- Task inputs:
▶
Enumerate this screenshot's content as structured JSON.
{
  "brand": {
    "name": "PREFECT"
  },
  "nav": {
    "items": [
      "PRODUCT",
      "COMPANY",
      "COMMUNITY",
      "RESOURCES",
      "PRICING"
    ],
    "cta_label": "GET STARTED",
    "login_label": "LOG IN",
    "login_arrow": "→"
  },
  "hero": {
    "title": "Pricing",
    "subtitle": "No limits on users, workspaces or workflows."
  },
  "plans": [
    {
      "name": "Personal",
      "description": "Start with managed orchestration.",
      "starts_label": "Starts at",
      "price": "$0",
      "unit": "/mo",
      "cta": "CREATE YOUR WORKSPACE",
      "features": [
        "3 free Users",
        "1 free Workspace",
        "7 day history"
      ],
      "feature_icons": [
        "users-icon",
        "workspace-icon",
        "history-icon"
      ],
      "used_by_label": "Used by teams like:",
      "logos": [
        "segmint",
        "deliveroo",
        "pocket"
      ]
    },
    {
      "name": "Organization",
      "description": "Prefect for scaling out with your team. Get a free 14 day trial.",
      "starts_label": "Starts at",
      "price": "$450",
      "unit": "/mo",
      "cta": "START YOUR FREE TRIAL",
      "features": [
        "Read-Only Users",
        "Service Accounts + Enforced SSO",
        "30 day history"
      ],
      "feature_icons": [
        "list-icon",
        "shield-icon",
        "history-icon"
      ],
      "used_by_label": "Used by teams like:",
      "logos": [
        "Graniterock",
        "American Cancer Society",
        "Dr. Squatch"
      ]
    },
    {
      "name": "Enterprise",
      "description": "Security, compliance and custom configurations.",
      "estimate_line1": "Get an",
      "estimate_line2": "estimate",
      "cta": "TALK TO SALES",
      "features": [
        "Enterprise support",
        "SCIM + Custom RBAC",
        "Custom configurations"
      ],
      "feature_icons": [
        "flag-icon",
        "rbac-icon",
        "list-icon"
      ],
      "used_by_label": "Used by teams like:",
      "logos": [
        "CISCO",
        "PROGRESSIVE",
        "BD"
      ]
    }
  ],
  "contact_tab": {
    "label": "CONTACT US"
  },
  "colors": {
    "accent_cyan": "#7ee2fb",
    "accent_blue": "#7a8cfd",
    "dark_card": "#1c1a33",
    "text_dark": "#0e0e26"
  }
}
◀
- Stated problem: Copy out the material word for word and line for line.

- Answer to this exercise:
Enumerate this screenshot's content as structured JSON.
{
  "brand": {
    "name": "PREFECT"
  },
  "nav": {
    "items": [
      "PRODUCT",
      "COMPANY",
      "COMMUNITY",
      "RESOURCES",
      "PRICING"
    ],
    "cta_label": "GET STARTED",
    "login_label": "LOG IN",
    "login_arrow": "→"
  },
  "hero": {
    "title": "Pricing",
    "subtitle": "No limits on users, workspaces or workflows."
  },
  "plans": [
    {
      "name": "Personal",
      "description": "Start with managed orchestration.",
      "starts_label": "Starts at",
      "price": "$0",
      "unit": "/mo",
      "cta": "CREATE YOUR WORKSPACE",
      "features": [
        "3 free Users",
        "1 free Workspace",
        "7 day history"
      ],
      "feature_icons": [
        "users-icon",
        "workspace-icon",
        "history-icon"
      ],
      "used_by_label": "Used by teams like:",
      "logos": [
        "segmint",
        "deliveroo",
        "pocket"
      ]
    },
    {
      "name": "Organization",
      "description": "Prefect for scaling out with your team. Get a free 14 day trial.",
      "starts_label": "Starts at",
      "price": "$450",
      "unit": "/mo",
      "cta": "START YOUR FREE TRIAL",
      "features": [
        "Read-Only Users",
        "Service Accounts + Enforced SSO",
        "30 day history"
      ],
      "feature_icons": [
        "list-icon",
        "shield-icon",
        "history-icon"
      ],
      "used_by_label": "Used by teams like:",
      "logos": [
        "Graniterock",
        "American Cancer Society",
        "Dr. Squatch"
      ]
    },
    {
      "name": "Enterprise",
      "description": "Security, compliance and custom configurations.",
      "estimate_line1": "Get an",
      "estimate_line2": "estimate",
      "cta": "TALK TO SALES",
      "features": [
        "Enterprise support",
        "SCIM + Custom RBAC",
        "Custom configurations"
      ],
      "feature_icons": [
        "flag-icon",
        "rbac-icon",
        "list-icon"
      ],
      "used_by_label": "Used by teams like:",
      "logos": [
        "CISCO",
        "PROGRESSIVE",
        "BD"
      ]
    }
  ],
  "contact_tab": {
    "label": "CONTACT US"
  },
  "colors": {
    "accent_cyan": "#7ee2fb",
    "accent_blue": "#7a8cfd",
    "dark_card": "#1c1a33",
    "text_dark": "#0e0e26"
  }
}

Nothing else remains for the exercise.